Collection entries:

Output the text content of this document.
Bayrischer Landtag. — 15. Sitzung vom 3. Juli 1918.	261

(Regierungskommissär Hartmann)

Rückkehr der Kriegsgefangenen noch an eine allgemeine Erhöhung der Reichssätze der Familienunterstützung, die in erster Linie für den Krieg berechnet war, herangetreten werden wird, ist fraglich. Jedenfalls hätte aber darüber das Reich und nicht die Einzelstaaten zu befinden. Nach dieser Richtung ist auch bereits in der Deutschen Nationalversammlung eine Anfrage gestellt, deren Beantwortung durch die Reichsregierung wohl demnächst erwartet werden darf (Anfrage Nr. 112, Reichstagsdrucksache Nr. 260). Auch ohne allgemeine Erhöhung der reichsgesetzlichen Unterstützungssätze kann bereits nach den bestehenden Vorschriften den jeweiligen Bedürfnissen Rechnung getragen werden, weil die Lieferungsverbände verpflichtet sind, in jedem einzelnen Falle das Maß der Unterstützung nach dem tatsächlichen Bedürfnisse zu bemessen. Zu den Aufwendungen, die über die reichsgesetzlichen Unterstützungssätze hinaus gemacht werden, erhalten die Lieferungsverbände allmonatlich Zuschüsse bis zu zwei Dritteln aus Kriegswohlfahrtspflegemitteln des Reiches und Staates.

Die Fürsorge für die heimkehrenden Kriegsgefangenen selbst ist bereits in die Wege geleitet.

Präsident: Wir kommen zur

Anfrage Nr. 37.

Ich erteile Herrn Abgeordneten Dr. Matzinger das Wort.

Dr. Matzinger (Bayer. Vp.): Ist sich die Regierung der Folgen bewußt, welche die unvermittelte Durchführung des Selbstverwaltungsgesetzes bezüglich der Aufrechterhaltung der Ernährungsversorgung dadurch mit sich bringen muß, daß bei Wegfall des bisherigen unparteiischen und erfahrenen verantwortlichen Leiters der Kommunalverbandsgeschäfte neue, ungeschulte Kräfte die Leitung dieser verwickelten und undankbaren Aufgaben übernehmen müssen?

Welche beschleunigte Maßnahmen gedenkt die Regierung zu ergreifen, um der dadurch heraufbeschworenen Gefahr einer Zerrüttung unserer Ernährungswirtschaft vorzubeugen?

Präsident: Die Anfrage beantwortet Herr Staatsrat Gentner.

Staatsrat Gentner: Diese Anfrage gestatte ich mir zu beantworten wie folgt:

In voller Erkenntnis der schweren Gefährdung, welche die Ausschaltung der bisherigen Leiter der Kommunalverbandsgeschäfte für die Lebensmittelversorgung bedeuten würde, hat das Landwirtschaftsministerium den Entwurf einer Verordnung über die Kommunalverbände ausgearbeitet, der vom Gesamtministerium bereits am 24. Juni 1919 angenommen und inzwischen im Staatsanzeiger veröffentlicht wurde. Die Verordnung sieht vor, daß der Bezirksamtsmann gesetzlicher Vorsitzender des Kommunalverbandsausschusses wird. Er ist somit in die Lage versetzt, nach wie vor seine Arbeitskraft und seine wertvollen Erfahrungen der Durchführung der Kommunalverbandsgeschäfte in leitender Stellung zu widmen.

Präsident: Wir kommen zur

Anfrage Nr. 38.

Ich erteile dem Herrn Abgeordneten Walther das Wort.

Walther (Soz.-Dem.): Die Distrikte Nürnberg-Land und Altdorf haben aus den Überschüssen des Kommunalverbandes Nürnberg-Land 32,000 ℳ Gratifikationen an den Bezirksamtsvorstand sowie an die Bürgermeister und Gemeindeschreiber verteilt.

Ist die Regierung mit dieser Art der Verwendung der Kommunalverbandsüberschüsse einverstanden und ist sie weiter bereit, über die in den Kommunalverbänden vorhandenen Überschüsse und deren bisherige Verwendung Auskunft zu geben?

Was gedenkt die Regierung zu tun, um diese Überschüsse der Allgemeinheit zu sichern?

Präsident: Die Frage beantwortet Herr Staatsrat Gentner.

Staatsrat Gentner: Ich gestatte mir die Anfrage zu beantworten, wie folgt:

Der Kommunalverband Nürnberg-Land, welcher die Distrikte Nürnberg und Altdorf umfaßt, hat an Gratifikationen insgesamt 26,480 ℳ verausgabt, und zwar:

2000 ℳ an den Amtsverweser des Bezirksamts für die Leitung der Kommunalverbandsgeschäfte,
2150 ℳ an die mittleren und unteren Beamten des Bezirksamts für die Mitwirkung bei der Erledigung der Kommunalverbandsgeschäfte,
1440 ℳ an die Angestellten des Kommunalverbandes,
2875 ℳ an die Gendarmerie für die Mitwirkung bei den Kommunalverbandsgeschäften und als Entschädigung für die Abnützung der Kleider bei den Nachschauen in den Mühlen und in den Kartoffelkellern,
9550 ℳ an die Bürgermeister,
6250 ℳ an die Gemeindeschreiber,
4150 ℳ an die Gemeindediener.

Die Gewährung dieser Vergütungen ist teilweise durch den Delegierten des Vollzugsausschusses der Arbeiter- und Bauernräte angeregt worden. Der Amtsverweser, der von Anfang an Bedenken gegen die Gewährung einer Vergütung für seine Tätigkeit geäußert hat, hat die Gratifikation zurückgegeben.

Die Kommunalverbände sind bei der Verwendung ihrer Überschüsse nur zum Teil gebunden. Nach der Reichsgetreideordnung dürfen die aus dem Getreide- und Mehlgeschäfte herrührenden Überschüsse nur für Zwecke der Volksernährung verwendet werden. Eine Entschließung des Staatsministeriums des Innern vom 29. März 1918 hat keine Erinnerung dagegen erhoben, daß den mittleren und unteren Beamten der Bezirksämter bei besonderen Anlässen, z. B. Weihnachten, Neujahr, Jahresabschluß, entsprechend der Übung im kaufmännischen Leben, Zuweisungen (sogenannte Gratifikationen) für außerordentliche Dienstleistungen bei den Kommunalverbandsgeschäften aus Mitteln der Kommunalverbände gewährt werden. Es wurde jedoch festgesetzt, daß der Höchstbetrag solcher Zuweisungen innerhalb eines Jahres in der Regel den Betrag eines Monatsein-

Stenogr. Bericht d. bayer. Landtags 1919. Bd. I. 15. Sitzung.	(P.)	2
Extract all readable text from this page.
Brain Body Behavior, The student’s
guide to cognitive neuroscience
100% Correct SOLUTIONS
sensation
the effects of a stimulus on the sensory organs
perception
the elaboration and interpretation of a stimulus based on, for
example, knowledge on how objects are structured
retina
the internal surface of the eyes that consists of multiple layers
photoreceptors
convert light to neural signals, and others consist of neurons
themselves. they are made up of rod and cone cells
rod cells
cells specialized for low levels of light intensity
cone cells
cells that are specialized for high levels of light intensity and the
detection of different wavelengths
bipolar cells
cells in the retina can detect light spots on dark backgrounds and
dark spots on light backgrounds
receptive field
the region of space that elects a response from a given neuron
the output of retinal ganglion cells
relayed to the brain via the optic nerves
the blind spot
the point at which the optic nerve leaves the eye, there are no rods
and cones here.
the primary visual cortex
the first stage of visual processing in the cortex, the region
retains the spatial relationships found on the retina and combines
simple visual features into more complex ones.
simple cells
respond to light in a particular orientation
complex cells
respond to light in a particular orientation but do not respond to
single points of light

▶ Problem statement: All lines of the data that hold "Verwendung" need to be copied.

▶ Result of the exercise:
Ist die Regierung mit dieser Art der Verwendung der Kommunalverbandsüberschüsse einverstanden und ist sie weiter bereit, über die in den Kommunalverbänden vorhandenen Überschüsse und deren bisherige Verwendung Auskunft zu geben?
Die Kommunalverbände sind bei der Verwendung ihrer Überschüsse nur zum Teil gebunden. Nach der Reichsgetreideordnung dürfen die aus dem Getreide- und Mehlgeschäfte herrührenden Überschüsse nur für Zwecke der Volksernährung verwendet werden. Eine Entschließung des Staatsministeriums des Innern vom 29. März 1918 hat keine Erinnerung dagegen erhoben, daß den mittleren und unteren Beamten der Bezirksämter bei besonderen Anlässen, z. B. Weihnachten, Neujahr, Jahresabschluß, entsprechend der Übung im kaufmännischen Leben, Zuweisungen (sogenannte Gratifikationen) für außerordentliche Dienstleistungen bei den Kommunalverbandsgeschäften aus Mitteln der Kommunalverbände gewährt werden. Es wurde jedoch festgesetzt, daß der Höchstbetrag solcher Zuweisungen innerhalb eines Jahres in der Regel den Betrag eines Monatsein-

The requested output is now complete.